### TASK INSTRUCTIONS
Transcribe every entry word for word, but skip the images.

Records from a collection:
=======
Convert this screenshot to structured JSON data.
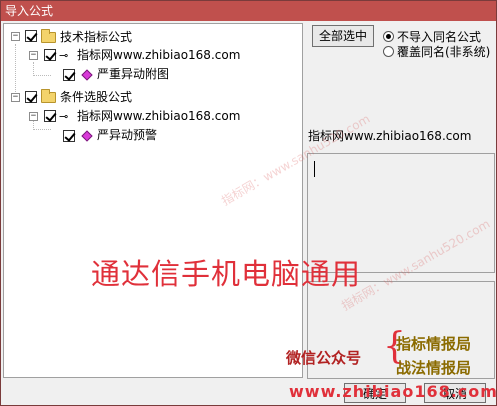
{
  "window": {
    "title": "导入公式"
  },
  "tree": {
    "nodes": [
      {
        "label": "技术指标公式"
      },
      {
        "label": "指标网www.zhibiao168.com"
      },
      {
        "label": "严重异动附图"
      },
      {
        "label": "条件选股公式"
      },
      {
        "label": "指标网www.zhibiao168.com"
      },
      {
        "label": "严异动预警"
      }
    ]
  },
  "controls": {
    "select_all_label": "全部选中",
    "options": [
      {
        "label": "不导入同名公式",
        "selected": true
      },
      {
        "label": "覆盖同名(非系统)",
        "selected": false
      }
    ]
  },
  "detail": {
    "name": "指标网www.zhibiao168.com"
  },
  "overlay": {
    "banner": "通达信手机电脑通用",
    "wechat_label": "微信公众号",
    "brand_1": "指标情报局",
    "brand_2": "战法情报局",
    "site": "www.zhibiao168.com",
    "watermark_1": "指标网：www.sanhu520.com",
    "watermark_2": "指标网：www.sanhu520.com"
  },
  "buttons": {
    "ok_label": "确定",
    "cancel_label": "取消"
  },
  "icons": [
    "expander-minus-icon",
    "checkbox-checked-icon",
    "folder-icon",
    "key-icon",
    "formula-gem-icon",
    "radio-icon"
  ],
  "colors": {
    "titlebar": "#c0504d",
    "banner": "#e0303a",
    "brand": "#8b6b00"
  }
}
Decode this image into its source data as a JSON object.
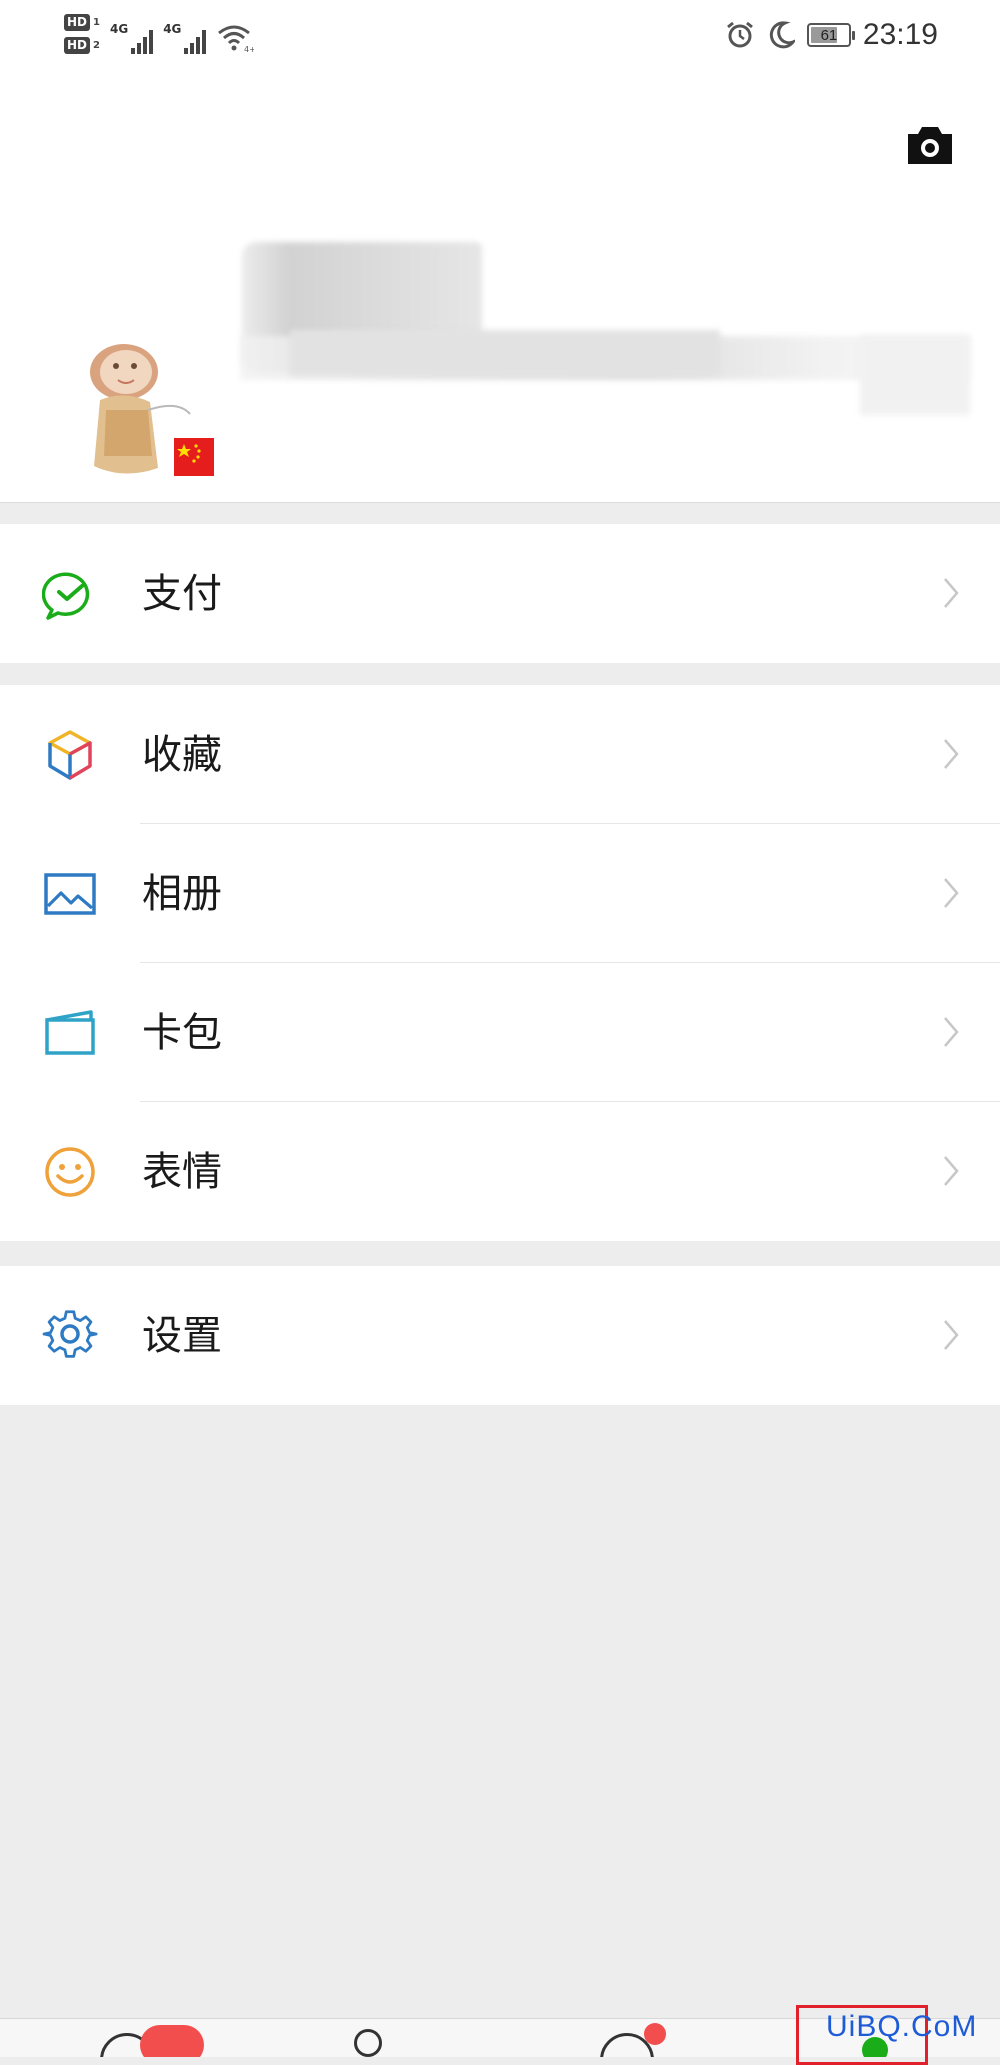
{
  "status_bar": {
    "sim1": "HD",
    "sim1_num": "1",
    "sim2": "HD",
    "sim2_num": "2",
    "net1": "4G",
    "net2": "4G",
    "battery": "61",
    "time": "23:19"
  },
  "profile": {
    "camera_icon": "camera-icon",
    "avatar_icon": "avatar-with-china-flag"
  },
  "menu": {
    "pay": {
      "label": "支付",
      "icon": "pay-check-icon",
      "color": "#1aad19"
    },
    "favorites": {
      "label": "收藏",
      "icon": "cube-icon"
    },
    "album": {
      "label": "相册",
      "icon": "picture-icon",
      "color": "#2e7bc4"
    },
    "cards": {
      "label": "卡包",
      "icon": "card-icon",
      "color": "#2fa3c7"
    },
    "stickers": {
      "label": "表情",
      "icon": "smiley-icon",
      "color": "#f0a23a"
    },
    "settings": {
      "label": "设置",
      "icon": "gear-icon",
      "color": "#2e7bc4"
    }
  },
  "watermark": "UiBQ.CoM"
}
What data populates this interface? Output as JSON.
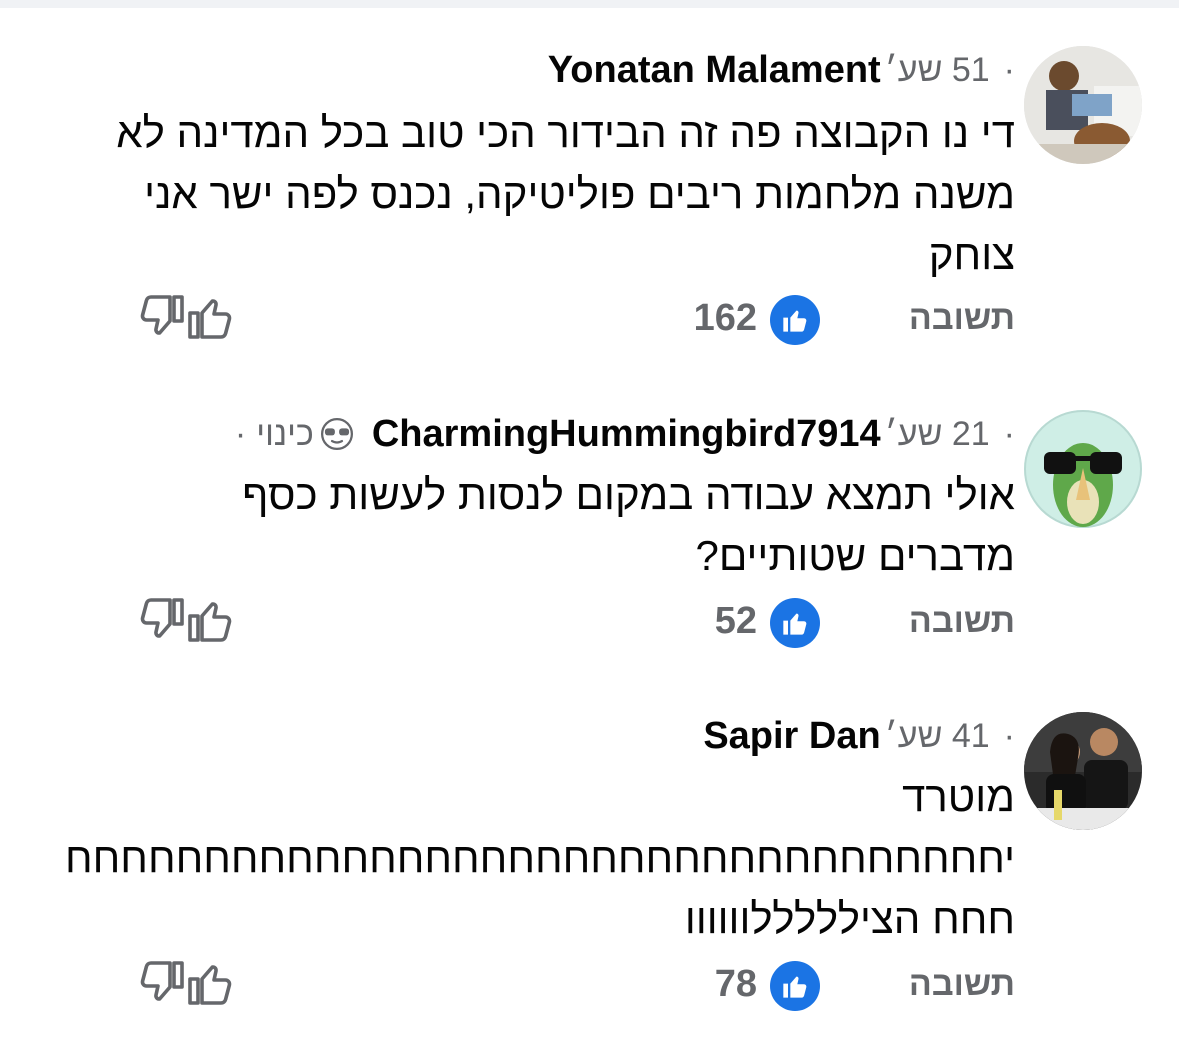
{
  "comments": [
    {
      "author": "Yonatan Malament",
      "time": "51 שע׳",
      "text": "די נו הקבוצה פה זה הבידור הכי טוב בכל המדינה לא\nמשנה מלחמות ריבים פוליטיקה, נכנס לפה ישר אני\nצוחק",
      "likes": "162",
      "reply": "תשובה",
      "avatar_icon": "photo-avatar"
    },
    {
      "author": "CharmingHummingbird7914",
      "time": "21 שע׳",
      "nickname": "כינוי",
      "nickname_icon": "sunglasses-icon",
      "text": "אולי תמצא עבודה במקום לנסות לעשות כסף\nמדברים שטותיים?",
      "likes": "52",
      "reply": "תשובה",
      "avatar_icon": "bird-sunglasses-avatar"
    },
    {
      "author": "Sapir Dan",
      "time": "41 שע׳",
      "text": "מוטרד\nיחחחחחחחחחחחחחחחחחחחחחחחחחחחחחחחחחח\nחחח הצילללללוווווו",
      "likes": "78",
      "reply": "תשובה",
      "avatar_icon": "photo-avatar"
    }
  ],
  "colors": {
    "accent": "#1b74e4",
    "secondary_text": "#65676b",
    "primary_text": "#050505"
  }
}
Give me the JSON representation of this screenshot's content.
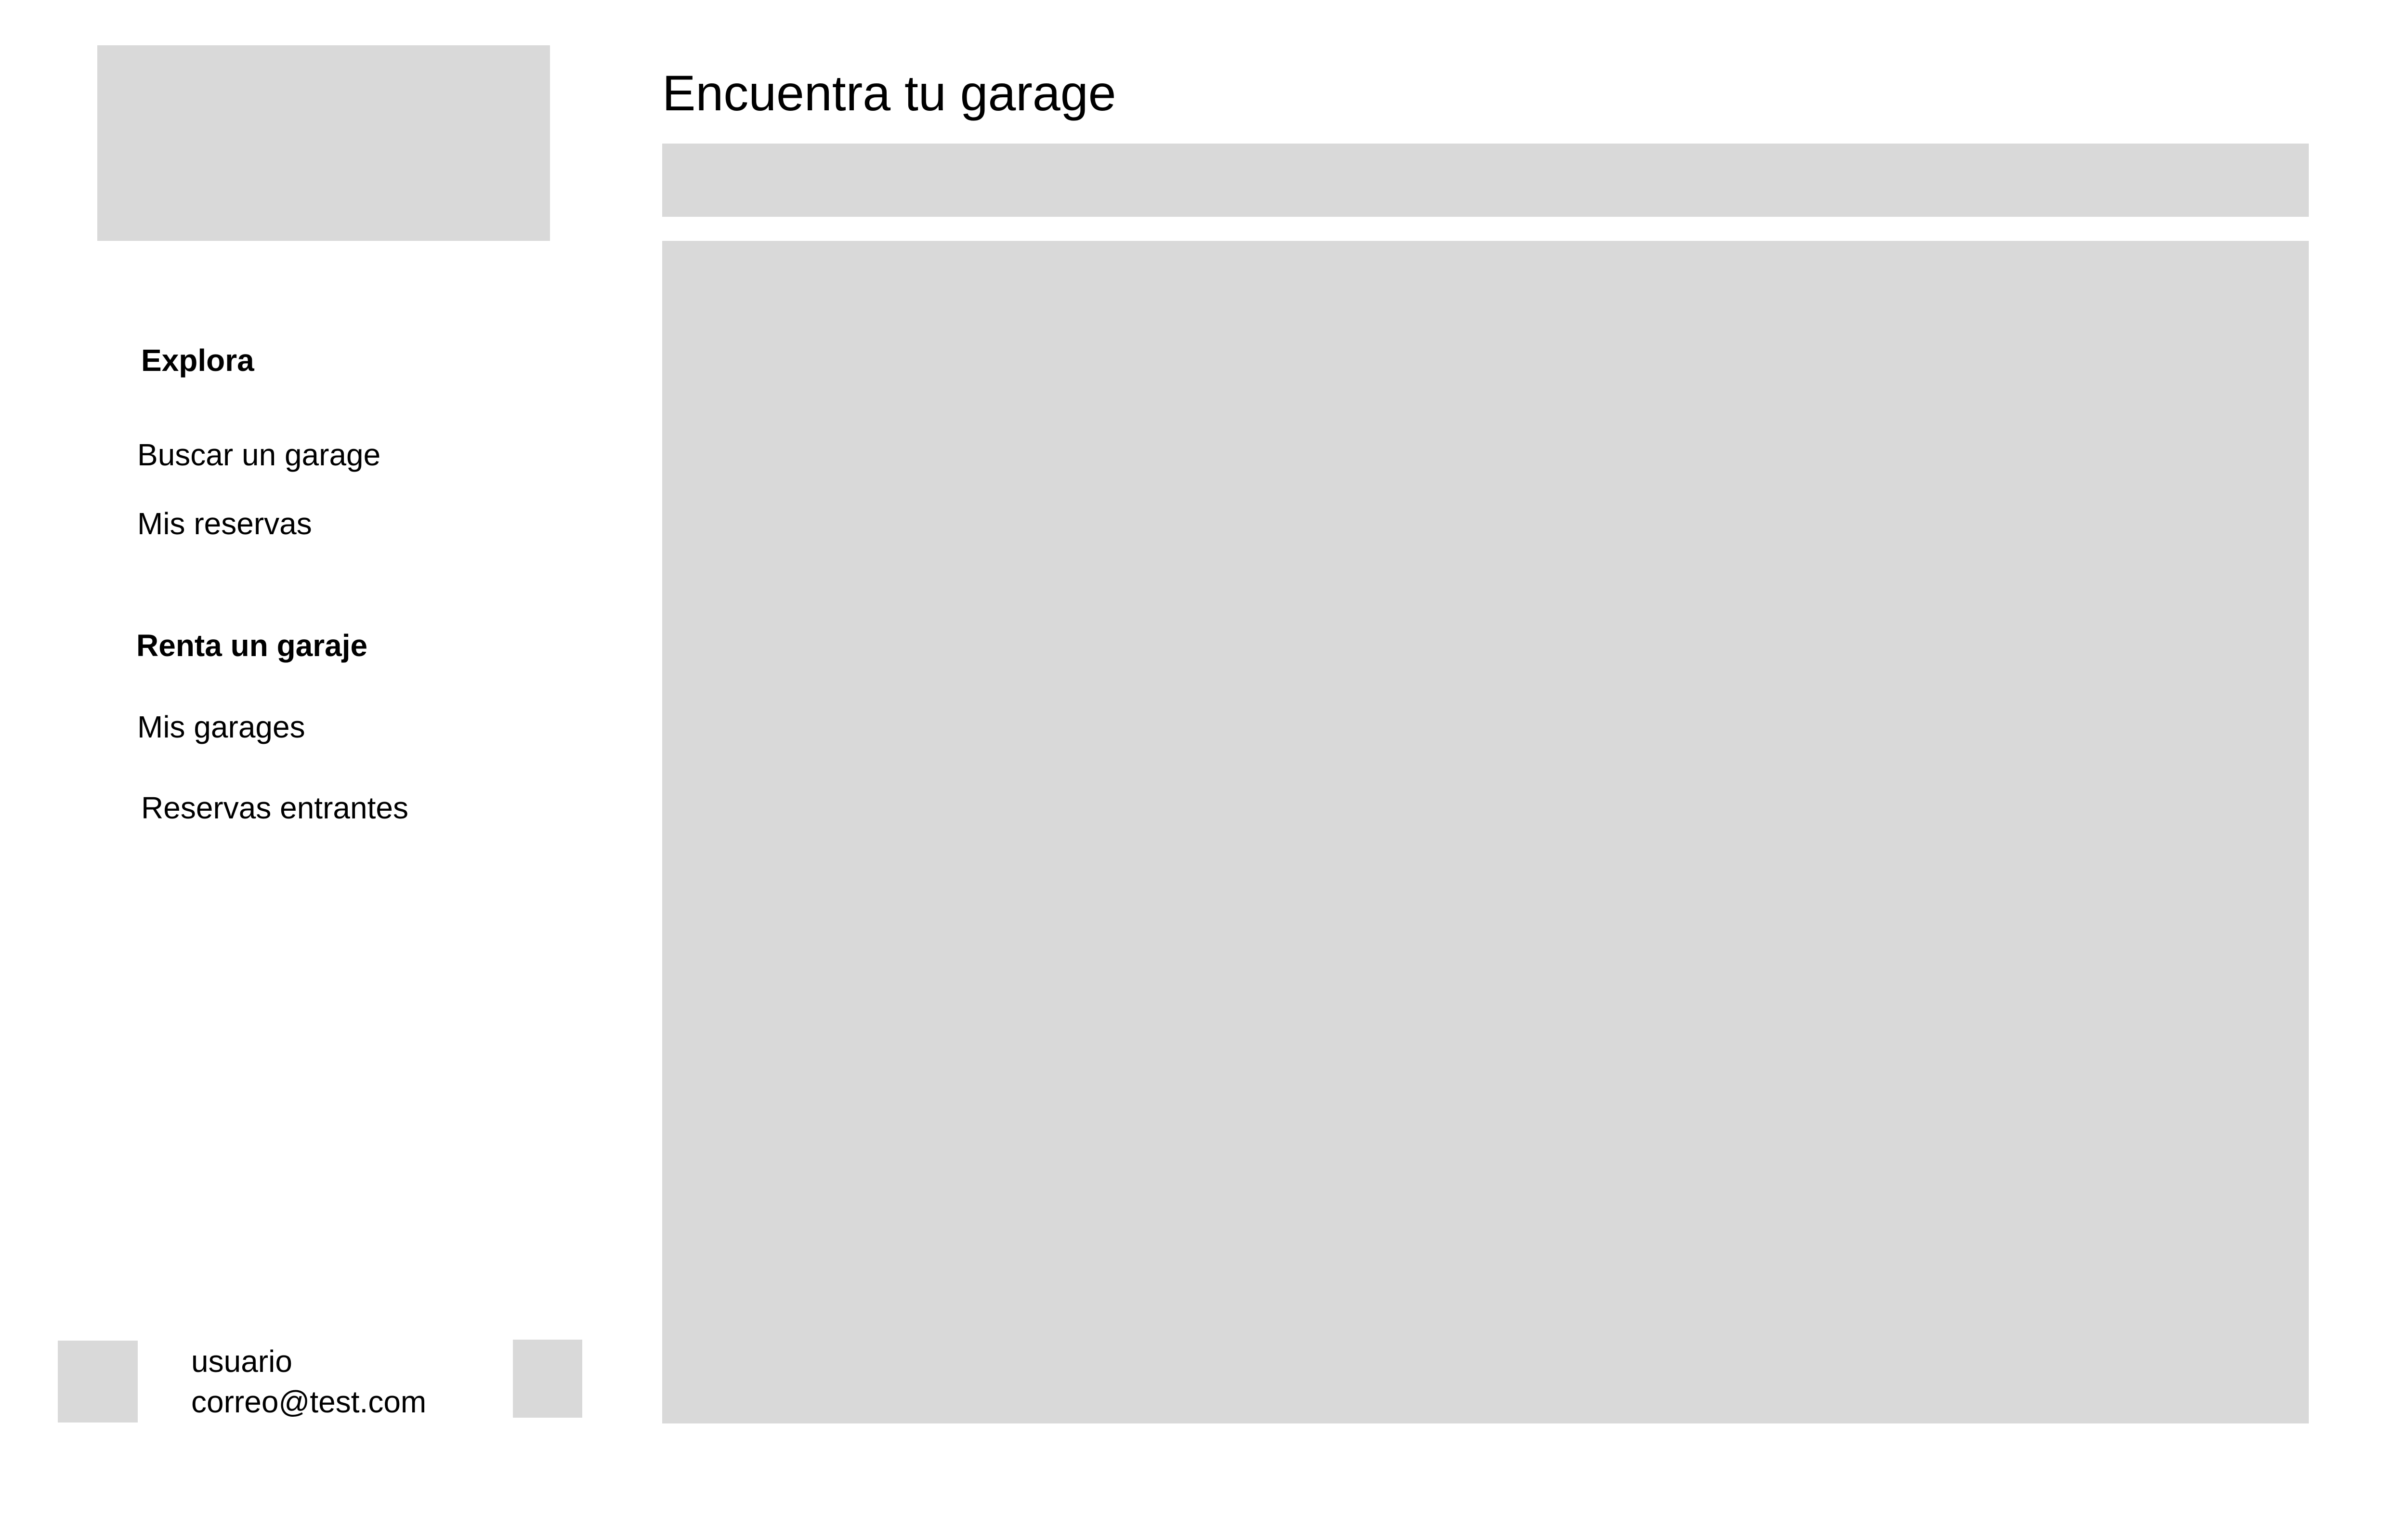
{
  "main": {
    "title": "Encuentra tu garage"
  },
  "sidebar": {
    "sections": [
      {
        "heading": "Explora",
        "items": [
          {
            "label": "Buscar un garage"
          },
          {
            "label": "Mis reservas"
          }
        ]
      },
      {
        "heading": "Renta un garaje",
        "items": [
          {
            "label": "Mis garages"
          },
          {
            "label": "Reservas entrantes"
          }
        ]
      }
    ]
  },
  "user": {
    "name": "usuario",
    "email": "correo@test.com"
  },
  "colors": {
    "placeholder": "#d9d9d9",
    "background": "#ffffff",
    "text": "#000000"
  }
}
=======
### SOLUTION TO THIS EXERCISE
Convert this screenshot to structured JSON data.
{
  "window": {
    "title": "导入公式"
  },
  "tree": {
    "nodes": [
      {
        "label": "技术指标公式"
      },
      {
        "label": "指标网www.zhibiao168.com"
      },
      {
        "label": "严重异动附图"
      },
      {
        "label": "条件选股公式"
      },
      {
        "label": "指标网www.zhibiao168.com"
      },
      {
        "label": "严异动预警"
      }
    ]
  },
  "controls": {
    "select_all_label": "全部选中",
    "options": [
      {
        "label": "不导入同名公式",
        "selected": true
      },
      {
        "label": "覆盖同名(非系统)",
        "selected": false
      }
    ]
  },
  "detail": {
    "name": "指标网www.zhibiao168.com"
  },
  "overlay": {
    "banner": "通达信手机电脑通用",
    "wechat_label": "微信公众号",
    "brand_1": "指标情报局",
    "brand_2": "战法情报局",
    "site": "www.zhibiao168.com",
    "watermark_1": "指标网：www.sanhu520.com",
    "watermark_2": "指标网：www.sanhu520.com"
  },
  "buttons": {
    "ok_label": "确定",
    "cancel_label": "取消"
  },
  "icons": [
    "expander-minus-icon",
    "checkbox-checked-icon",
    "folder-icon",
    "key-icon",
    "formula-gem-icon",
    "radio-icon"
  ],
  "colors": {
    "titlebar": "#c0504d",
    "banner": "#e0303a",
    "brand": "#8b6b00"
  }
}
Decode this image into its source data as a JSON object.
{
  "status_bar": {
    "sim1": "HD",
    "sim1_num": "1",
    "sim2": "HD",
    "sim2_num": "2",
    "net1": "4G",
    "net2": "4G",
    "battery": "61",
    "time": "23:19"
  },
  "profile": {
    "camera_icon": "camera-icon",
    "avatar_icon": "avatar-with-china-flag"
  },
  "menu": {
    "pay": {
      "label": "支付",
      "icon": "pay-check-icon",
      "color": "#1aad19"
    },
    "favorites": {
      "label": "收藏",
      "icon": "cube-icon"
    },
    "album": {
      "label": "相册",
      "icon": "picture-icon",
      "color": "#2e7bc4"
    },
    "cards": {
      "label": "卡包",
      "icon": "card-icon",
      "color": "#2fa3c7"
    },
    "stickers": {
      "label": "表情",
      "icon": "smiley-icon",
      "color": "#f0a23a"
    },
    "settings": {
      "label": "设置",
      "icon": "gear-icon",
      "color": "#2e7bc4"
    }
  },
  "watermark": "UiBQ.CoM"
}
What data populates this interface? Output as JSON.
{
  "comments": [
    {
      "author": "Yonatan Malament",
      "time": "51 שע׳",
      "text": "די נו הקבוצה פה זה הבידור הכי טוב בכל המדינה לא\nמשנה מלחמות ריבים פוליטיקה, נכנס לפה ישר אני\nצוחק",
      "likes": "162",
      "reply": "תשובה",
      "avatar_icon": "photo-avatar"
    },
    {
      "author": "CharmingHummingbird7914",
      "time": "21 שע׳",
      "nickname": "כינוי",
      "nickname_icon": "sunglasses-icon",
      "text": "אולי תמצא עבודה במקום לנסות לעשות כסף\nמדברים שטותיים?",
      "likes": "52",
      "reply": "תשובה",
      "avatar_icon": "bird-sunglasses-avatar"
    },
    {
      "author": "Sapir Dan",
      "time": "41 שע׳",
      "text": "מוטרד\nיחחחחחחחחחחחחחחחחחחחחחחחחחחחחחחחחחח\nחחח הצילללללוווווו",
      "likes": "78",
      "reply": "תשובה",
      "avatar_icon": "photo-avatar"
    }
  ],
  "colors": {
    "accent": "#1b74e4",
    "secondary_text": "#65676b",
    "primary_text": "#050505"
  }
}
Give me the JSON representation of this screenshot's content.
{
  "main": {
    "title": "Encuentra tu garage"
  },
  "sidebar": {
    "sections": [
      {
        "heading": "Explora",
        "items": [
          {
            "label": "Buscar un garage"
          },
          {
            "label": "Mis reservas"
          }
        ]
      },
      {
        "heading": "Renta un garaje",
        "items": [
          {
            "label": "Mis garages"
          },
          {
            "label": "Reservas entrantes"
          }
        ]
      }
    ]
  },
  "user": {
    "name": "usuario",
    "email": "correo@test.com"
  },
  "colors": {
    "placeholder": "#d9d9d9",
    "background": "#ffffff",
    "text": "#000000"
  }
}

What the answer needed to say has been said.